-- Source data --
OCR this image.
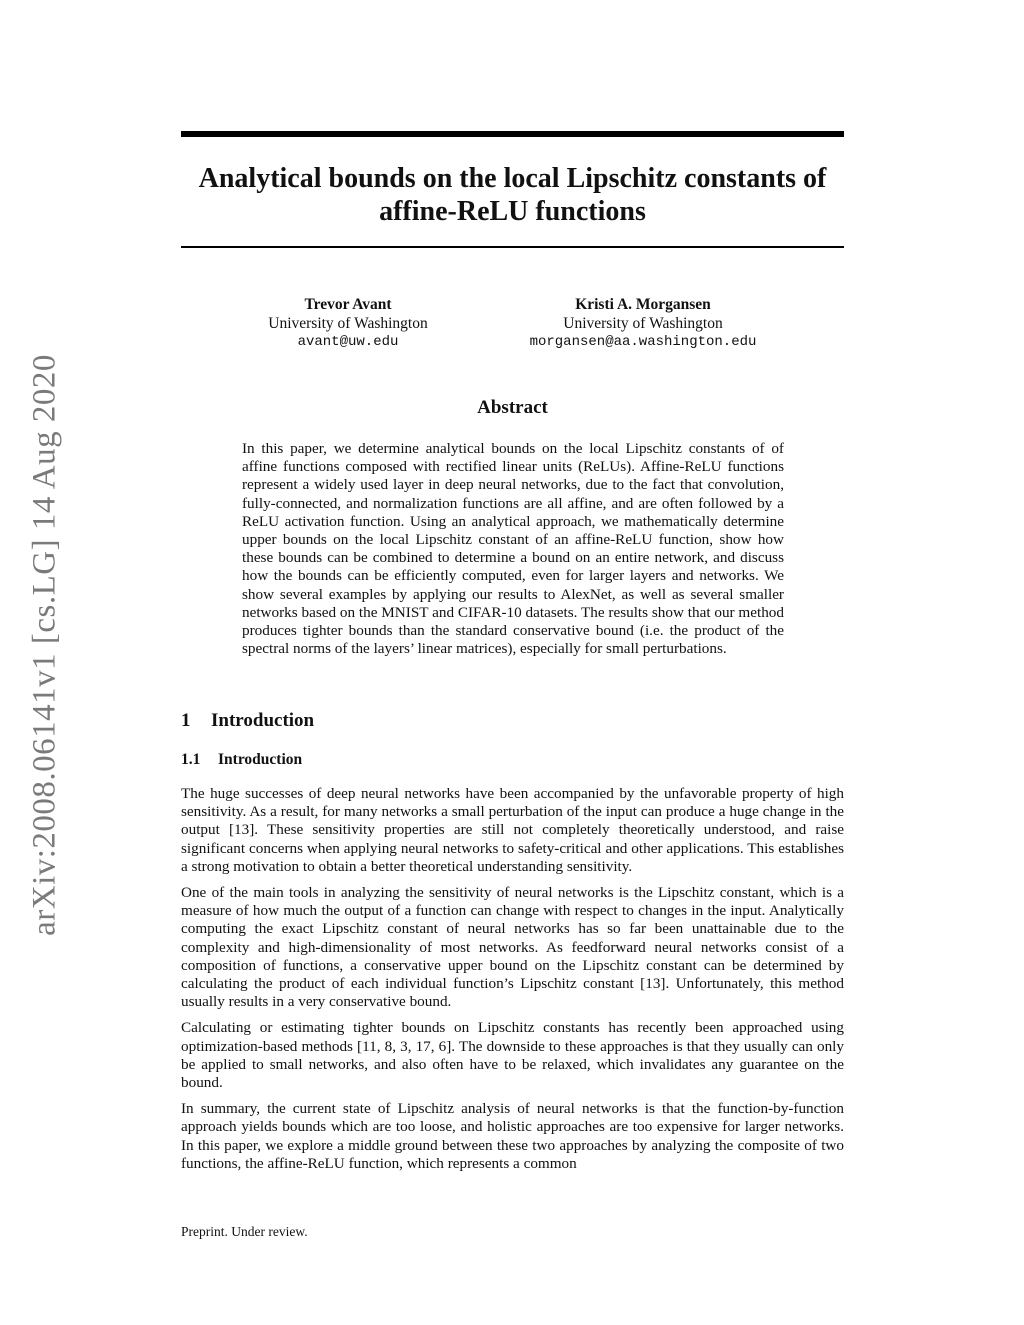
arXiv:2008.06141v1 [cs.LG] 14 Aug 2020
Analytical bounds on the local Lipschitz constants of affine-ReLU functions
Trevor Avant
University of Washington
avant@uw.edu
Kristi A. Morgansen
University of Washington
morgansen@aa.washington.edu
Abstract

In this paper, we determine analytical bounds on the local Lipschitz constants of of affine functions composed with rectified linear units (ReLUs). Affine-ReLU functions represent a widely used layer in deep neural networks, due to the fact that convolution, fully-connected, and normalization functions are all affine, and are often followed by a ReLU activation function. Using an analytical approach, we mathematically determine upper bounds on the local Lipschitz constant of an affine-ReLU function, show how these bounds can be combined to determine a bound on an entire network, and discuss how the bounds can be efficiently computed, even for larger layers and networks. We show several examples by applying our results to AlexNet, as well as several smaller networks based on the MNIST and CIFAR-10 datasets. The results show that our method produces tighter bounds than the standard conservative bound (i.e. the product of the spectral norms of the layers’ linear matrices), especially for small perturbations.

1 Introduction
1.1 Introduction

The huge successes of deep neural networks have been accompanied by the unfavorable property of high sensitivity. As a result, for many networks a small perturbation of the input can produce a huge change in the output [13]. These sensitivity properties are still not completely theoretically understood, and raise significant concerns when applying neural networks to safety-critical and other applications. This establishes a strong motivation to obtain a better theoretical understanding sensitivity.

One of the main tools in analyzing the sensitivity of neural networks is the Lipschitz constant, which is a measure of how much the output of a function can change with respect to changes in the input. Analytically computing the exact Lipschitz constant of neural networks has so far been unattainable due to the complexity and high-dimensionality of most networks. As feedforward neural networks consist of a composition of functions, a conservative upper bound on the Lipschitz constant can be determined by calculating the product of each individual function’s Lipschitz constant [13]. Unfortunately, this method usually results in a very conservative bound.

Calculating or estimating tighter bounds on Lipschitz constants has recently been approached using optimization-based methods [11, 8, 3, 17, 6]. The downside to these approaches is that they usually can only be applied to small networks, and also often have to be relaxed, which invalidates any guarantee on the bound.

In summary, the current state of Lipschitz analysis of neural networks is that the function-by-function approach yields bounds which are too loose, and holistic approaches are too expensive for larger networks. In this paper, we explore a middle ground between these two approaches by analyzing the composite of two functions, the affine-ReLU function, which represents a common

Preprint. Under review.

...

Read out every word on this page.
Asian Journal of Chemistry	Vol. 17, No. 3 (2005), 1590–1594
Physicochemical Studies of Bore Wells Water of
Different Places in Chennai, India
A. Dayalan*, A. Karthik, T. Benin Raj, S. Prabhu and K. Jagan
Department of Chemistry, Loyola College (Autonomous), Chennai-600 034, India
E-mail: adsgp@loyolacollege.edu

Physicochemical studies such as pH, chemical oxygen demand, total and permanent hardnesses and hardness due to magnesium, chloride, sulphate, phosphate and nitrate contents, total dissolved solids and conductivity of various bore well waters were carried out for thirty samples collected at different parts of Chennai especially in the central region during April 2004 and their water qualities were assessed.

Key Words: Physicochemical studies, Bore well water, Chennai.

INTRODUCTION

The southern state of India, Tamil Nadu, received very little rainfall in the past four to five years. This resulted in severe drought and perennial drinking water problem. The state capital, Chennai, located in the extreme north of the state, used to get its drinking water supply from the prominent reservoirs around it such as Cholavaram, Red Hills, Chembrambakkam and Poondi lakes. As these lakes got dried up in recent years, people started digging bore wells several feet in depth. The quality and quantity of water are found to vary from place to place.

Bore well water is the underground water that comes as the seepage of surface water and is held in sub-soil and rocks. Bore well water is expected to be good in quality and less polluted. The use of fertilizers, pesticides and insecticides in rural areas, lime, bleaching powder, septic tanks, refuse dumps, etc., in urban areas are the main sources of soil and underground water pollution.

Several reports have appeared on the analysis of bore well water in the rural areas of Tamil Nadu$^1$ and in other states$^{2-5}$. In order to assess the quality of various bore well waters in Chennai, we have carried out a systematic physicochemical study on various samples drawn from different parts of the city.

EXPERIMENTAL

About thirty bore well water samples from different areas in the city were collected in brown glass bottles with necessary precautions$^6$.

-- Task goal --
Show every line of the records above that contains the word "India".

-- Task result --
Different Places in Chennai, India
Department of Chemistry, Loyola College (Autonomous), Chennai-600 034, India
The southern state of India, Tamil Nadu, received very little rainfall in the past four to five years. This resulted in severe drought and perennial drinking water problem. The state capital, Chennai, located in the extreme north of the state, used to get its drinking water supply from the prominent reservoirs around it such as Cholavaram, Red Hills, Chembrambakkam and Poondi lakes. As these lakes got dried up in recent years, people started digging bore wells several feet in depth. The quality and quantity of water are found to vary from place to place.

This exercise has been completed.